>> Start

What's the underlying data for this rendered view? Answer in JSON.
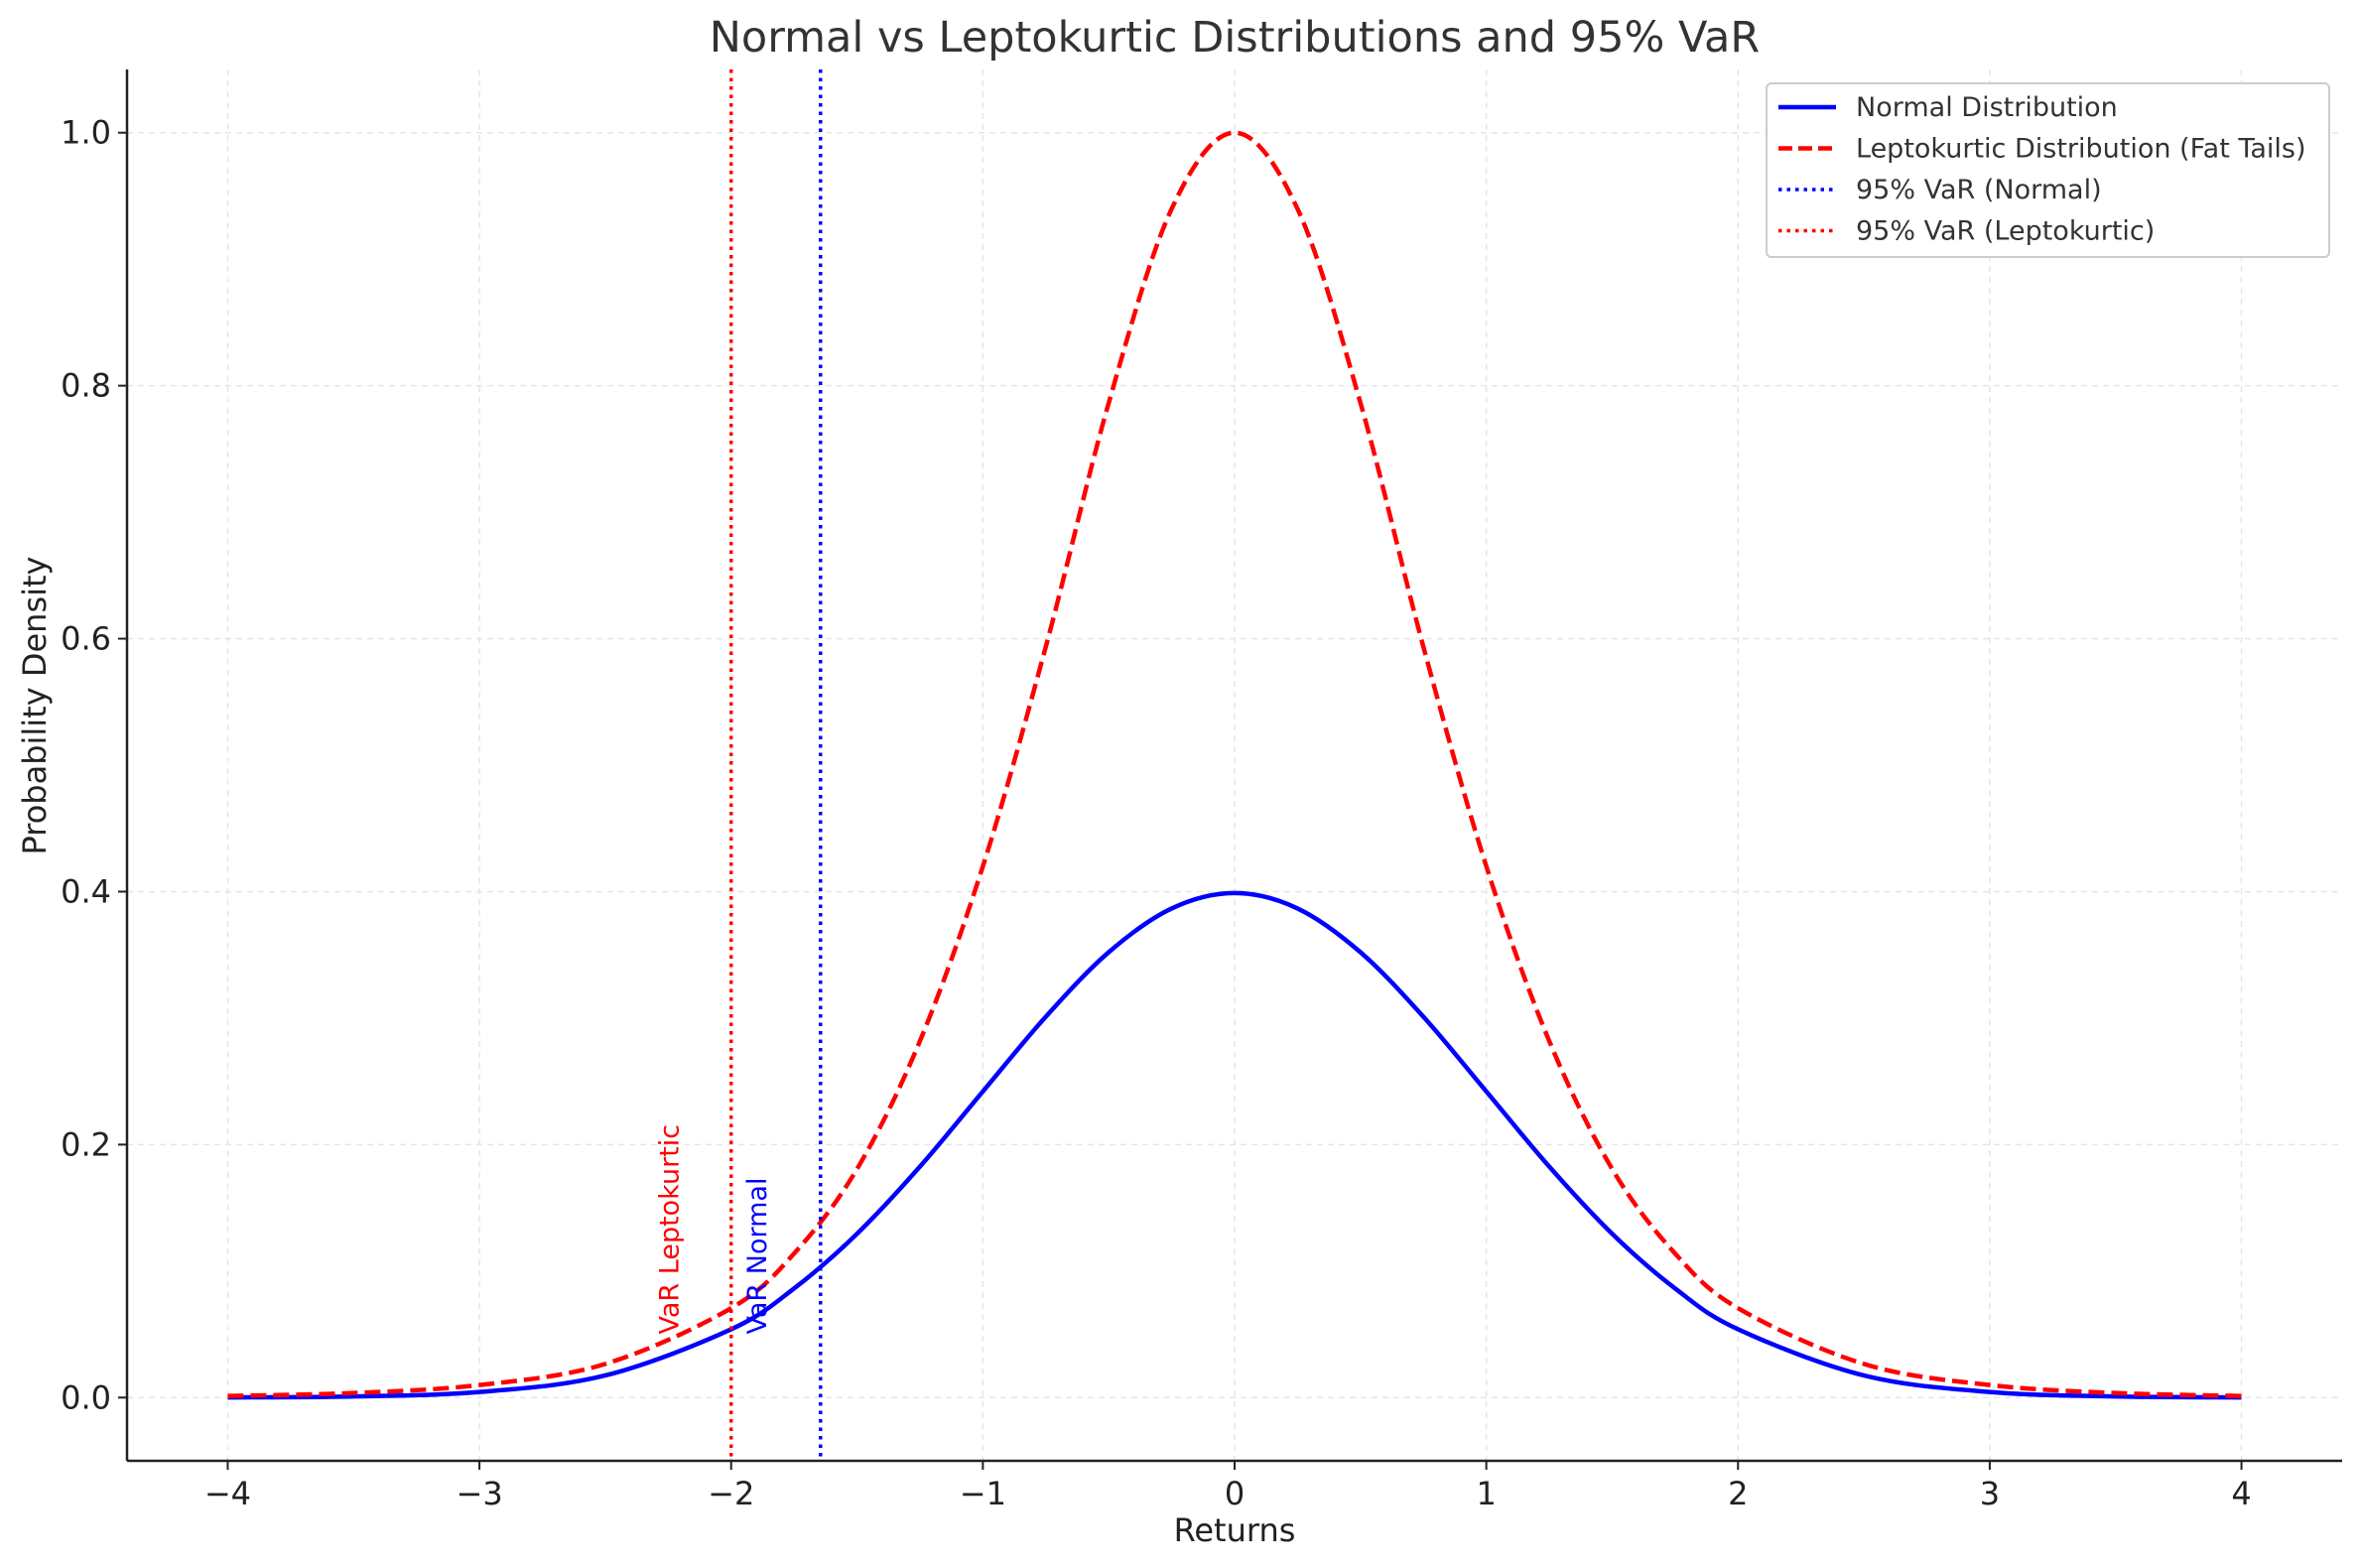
{
  "chart_data": {
    "type": "line",
    "title": "Normal vs Leptokurtic Distributions and 95% VaR",
    "xlabel": "Returns",
    "ylabel": "Probability Density",
    "xlim": [
      -4.4,
      4.4
    ],
    "ylim": [
      -0.05,
      1.05
    ],
    "xticks": [
      -4,
      -3,
      -2,
      -1,
      0,
      1,
      2,
      3,
      4
    ],
    "xtick_labels": [
      "−4",
      "−3",
      "−2",
      "−1",
      "0",
      "1",
      "2",
      "3",
      "4"
    ],
    "yticks": [
      0.0,
      0.2,
      0.4,
      0.6,
      0.8,
      1.0
    ],
    "ytick_labels": [
      "0.0",
      "0.2",
      "0.4",
      "0.6",
      "0.8",
      "1.0"
    ],
    "grid": true,
    "legend_position": "top-right",
    "series": [
      {
        "name": "Normal Distribution",
        "color": "#0000ff",
        "style": "solid",
        "x": [
          -4.0,
          -3.5,
          -3.0,
          -2.5,
          -2.0,
          -1.75,
          -1.5,
          -1.25,
          -1.0,
          -0.75,
          -0.5,
          -0.25,
          0.0,
          0.25,
          0.5,
          0.75,
          1.0,
          1.25,
          1.5,
          1.75,
          2.0,
          2.5,
          3.0,
          3.5,
          4.0
        ],
        "y": [
          0.0001,
          0.0009,
          0.0044,
          0.0175,
          0.054,
          0.0863,
          0.1295,
          0.1826,
          0.242,
          0.3011,
          0.3521,
          0.3867,
          0.3989,
          0.3867,
          0.3521,
          0.3011,
          0.242,
          0.1826,
          0.1295,
          0.0863,
          0.054,
          0.0175,
          0.0044,
          0.0009,
          0.0001
        ]
      },
      {
        "name": "Leptokurtic Distribution (Fat Tails)",
        "color": "#ff0000",
        "style": "dashed",
        "x": [
          -4.0,
          -3.5,
          -3.0,
          -2.5,
          -2.0,
          -1.75,
          -1.5,
          -1.25,
          -1.0,
          -0.75,
          -0.5,
          -0.25,
          0.0,
          0.25,
          0.5,
          0.75,
          1.0,
          1.25,
          1.5,
          1.75,
          2.0,
          2.5,
          3.0,
          3.5,
          4.0
        ],
        "y": [
          0.0013,
          0.0036,
          0.0099,
          0.0266,
          0.0707,
          0.1139,
          0.1807,
          0.2819,
          0.42,
          0.5936,
          0.7864,
          0.9398,
          1.0,
          0.9398,
          0.7864,
          0.5936,
          0.42,
          0.2819,
          0.1807,
          0.1139,
          0.0707,
          0.0266,
          0.0099,
          0.0036,
          0.0013
        ]
      }
    ],
    "vlines": [
      {
        "name": "95% VaR (Normal)",
        "x": -1.645,
        "color": "#0000ff",
        "style": "dotted"
      },
      {
        "name": "95% VaR (Leptokurtic)",
        "x": -2.0,
        "color": "#ff0000",
        "style": "dotted"
      }
    ],
    "annotations": [
      {
        "text": "VaR Normal",
        "x": -1.9,
        "y": 0.05,
        "color": "#0000ff",
        "rotation": 90
      },
      {
        "text": "VaR Leptokurtic",
        "x": -2.25,
        "y": 0.05,
        "color": "#ff0000",
        "rotation": 90
      }
    ]
  }
}
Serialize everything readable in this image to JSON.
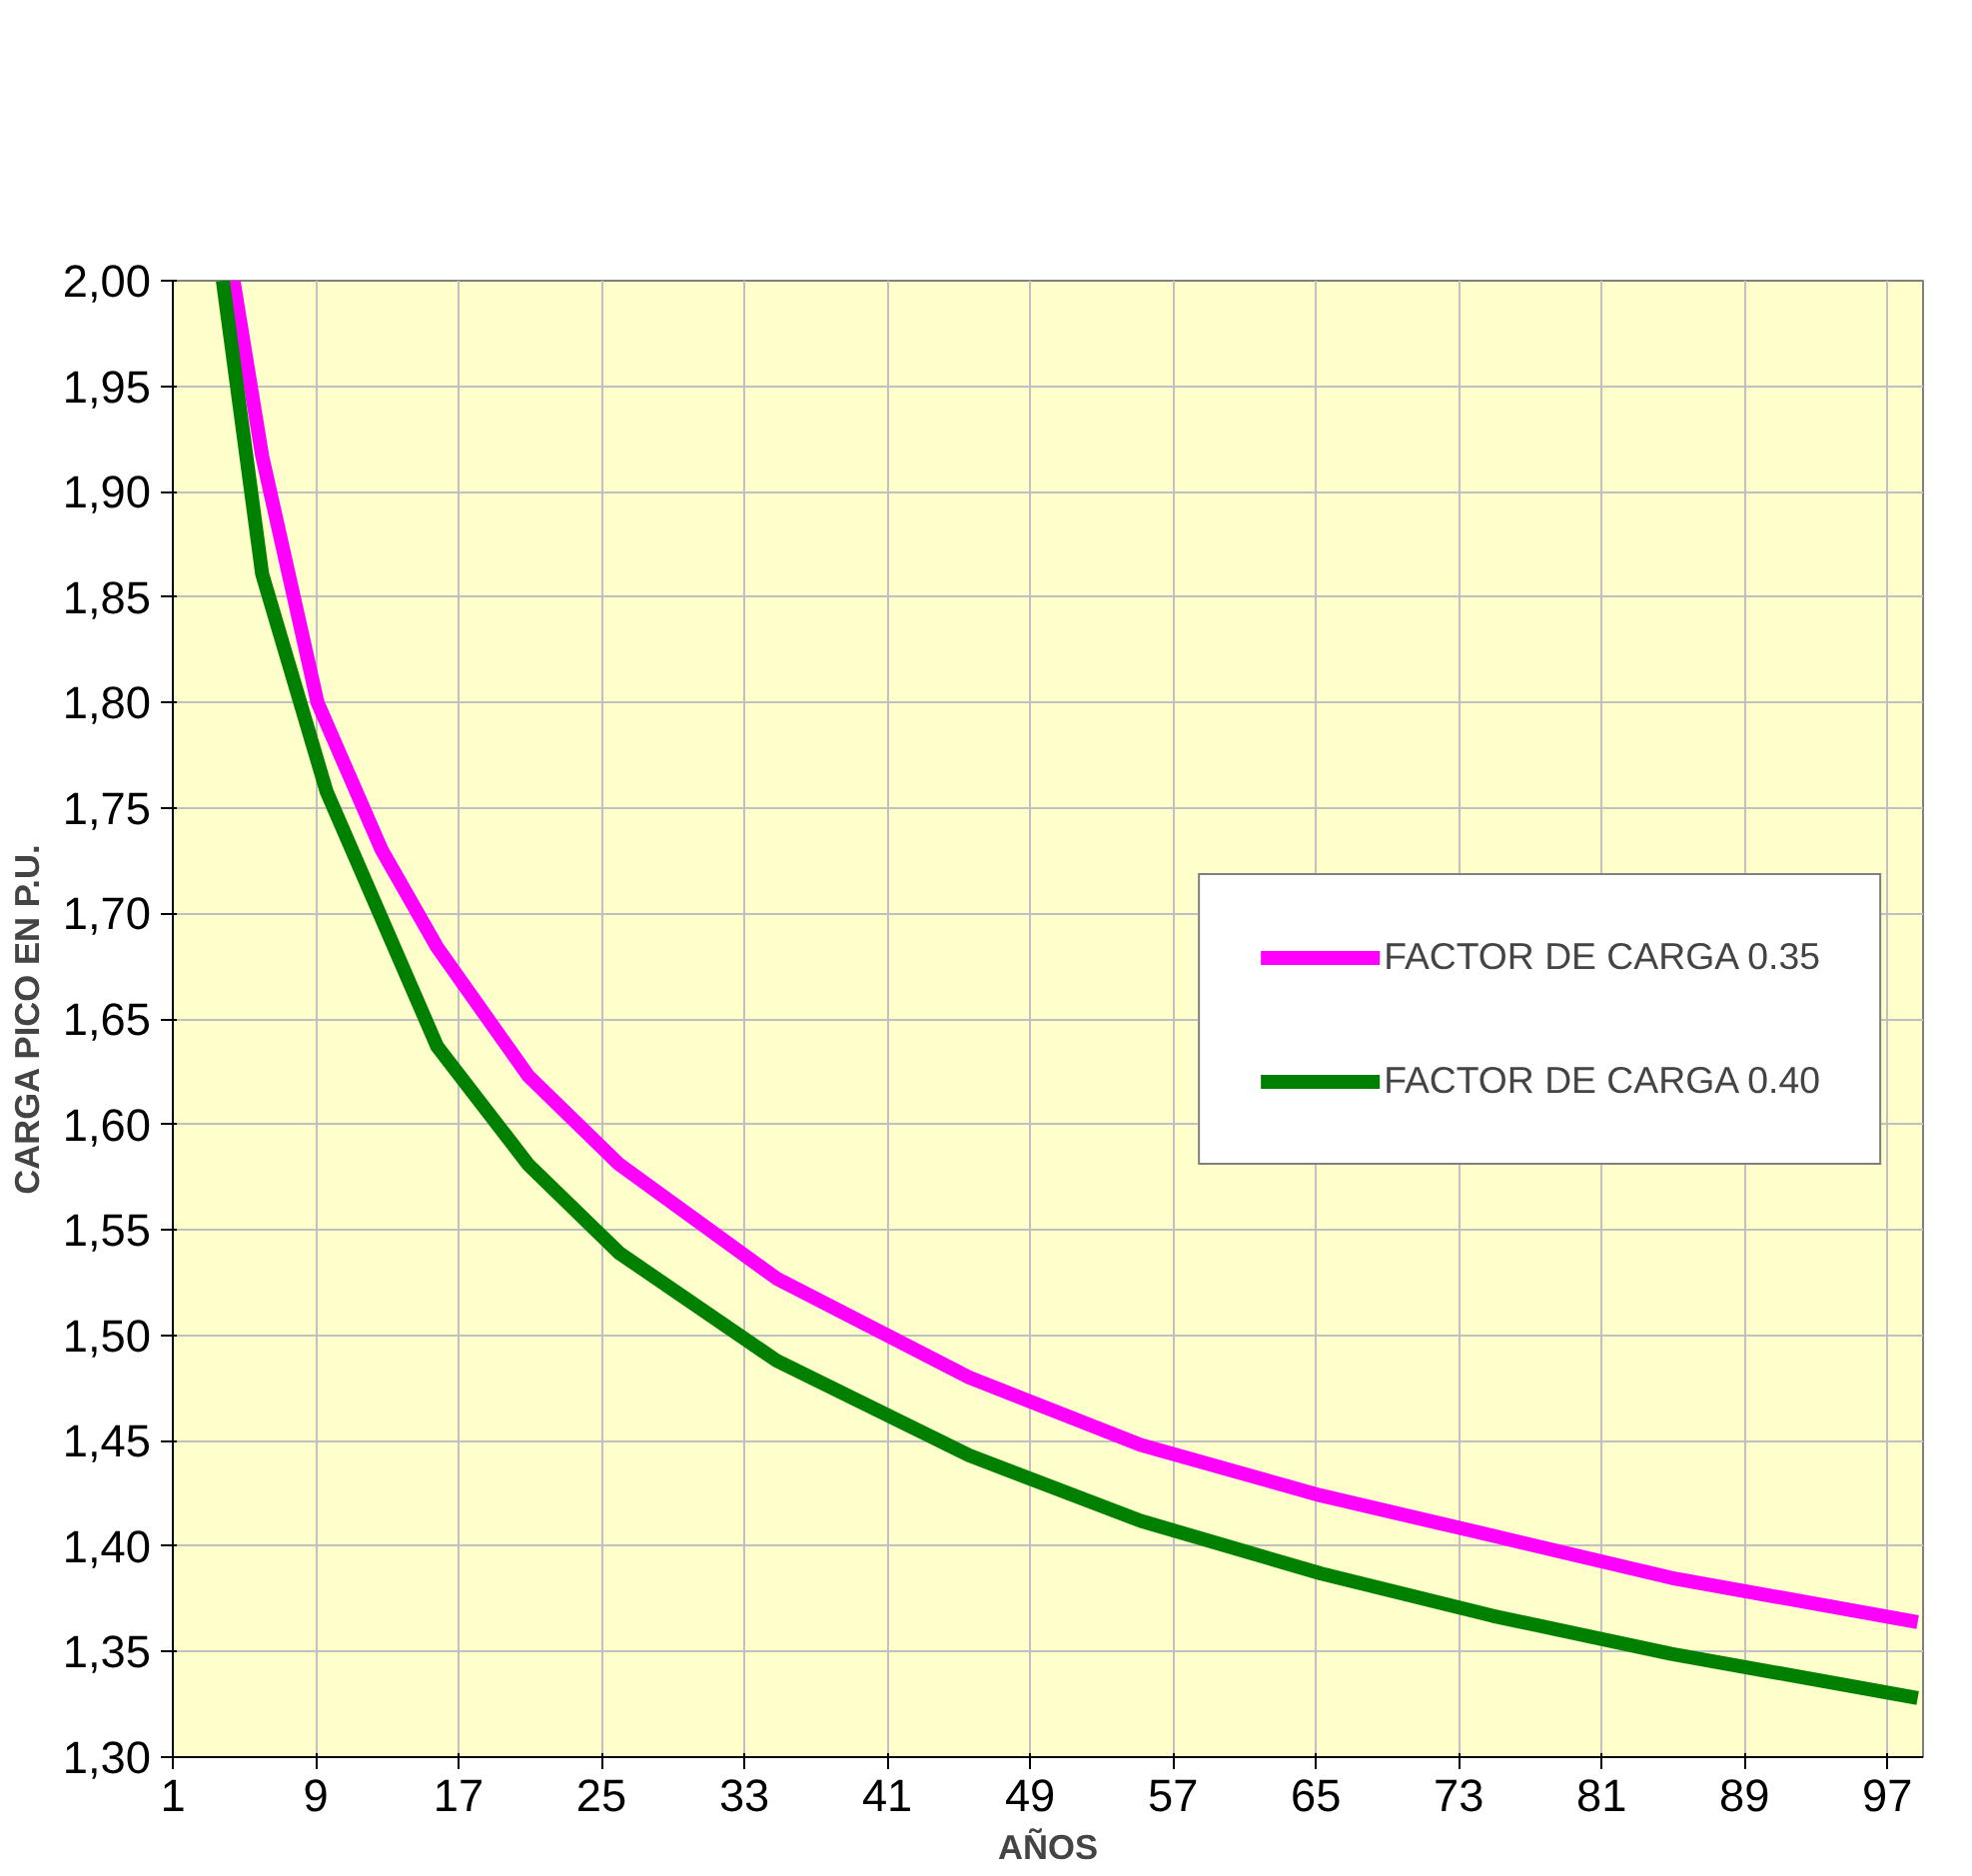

>> End

Leave every image out, and retype the material exactly.

What's the underlying data for this rendered view? Answer in JSON.
{
  "chart_data": {
    "type": "line",
    "title": "Normal vs Leptokurtic Distributions and 95% VaR",
    "xlabel": "Returns",
    "ylabel": "Probability Density",
    "xlim": [
      -4.4,
      4.4
    ],
    "ylim": [
      -0.05,
      1.05
    ],
    "xticks": [
      -4,
      -3,
      -2,
      -1,
      0,
      1,
      2,
      3,
      4
    ],
    "xtick_labels": [
      "−4",
      "−3",
      "−2",
      "−1",
      "0",
      "1",
      "2",
      "3",
      "4"
    ],
    "yticks": [
      0.0,
      0.2,
      0.4,
      0.6,
      0.8,
      1.0
    ],
    "ytick_labels": [
      "0.0",
      "0.2",
      "0.4",
      "0.6",
      "0.8",
      "1.0"
    ],
    "grid": true,
    "legend_position": "top-right",
    "series": [
      {
        "name": "Normal Distribution",
        "color": "#0000ff",
        "style": "solid",
        "x": [
          -4.0,
          -3.5,
          -3.0,
          -2.5,
          -2.0,
          -1.75,
          -1.5,
          -1.25,
          -1.0,
          -0.75,
          -0.5,
          -0.25,
          0.0,
          0.25,
          0.5,
          0.75,
          1.0,
          1.25,
          1.5,
          1.75,
          2.0,
          2.5,
          3.0,
          3.5,
          4.0
        ],
        "y": [
          0.0001,
          0.0009,
          0.0044,
          0.0175,
          0.054,
          0.0863,
          0.1295,
          0.1826,
          0.242,
          0.3011,
          0.3521,
          0.3867,
          0.3989,
          0.3867,
          0.3521,
          0.3011,
          0.242,
          0.1826,
          0.1295,
          0.0863,
          0.054,
          0.0175,
          0.0044,
          0.0009,
          0.0001
        ]
      },
      {
        "name": "Leptokurtic Distribution (Fat Tails)",
        "color": "#ff0000",
        "style": "dashed",
        "x": [
          -4.0,
          -3.5,
          -3.0,
          -2.5,
          -2.0,
          -1.75,
          -1.5,
          -1.25,
          -1.0,
          -0.75,
          -0.5,
          -0.25,
          0.0,
          0.25,
          0.5,
          0.75,
          1.0,
          1.25,
          1.5,
          1.75,
          2.0,
          2.5,
          3.0,
          3.5,
          4.0
        ],
        "y": [
          0.0013,
          0.0036,
          0.0099,
          0.0266,
          0.0707,
          0.1139,
          0.1807,
          0.2819,
          0.42,
          0.5936,
          0.7864,
          0.9398,
          1.0,
          0.9398,
          0.7864,
          0.5936,
          0.42,
          0.2819,
          0.1807,
          0.1139,
          0.0707,
          0.0266,
          0.0099,
          0.0036,
          0.0013
        ]
      }
    ],
    "vlines": [
      {
        "name": "95% VaR (Normal)",
        "x": -1.645,
        "color": "#0000ff",
        "style": "dotted"
      },
      {
        "name": "95% VaR (Leptokurtic)",
        "x": -2.0,
        "color": "#ff0000",
        "style": "dotted"
      }
    ],
    "annotations": [
      {
        "text": "VaR Normal",
        "x": -1.9,
        "y": 0.05,
        "color": "#0000ff",
        "rotation": 90
      },
      {
        "text": "VaR Leptokurtic",
        "x": -2.25,
        "y": 0.05,
        "color": "#ff0000",
        "rotation": 90
      }
    ]
  }
}
Serialize everything readable in this image to JSON.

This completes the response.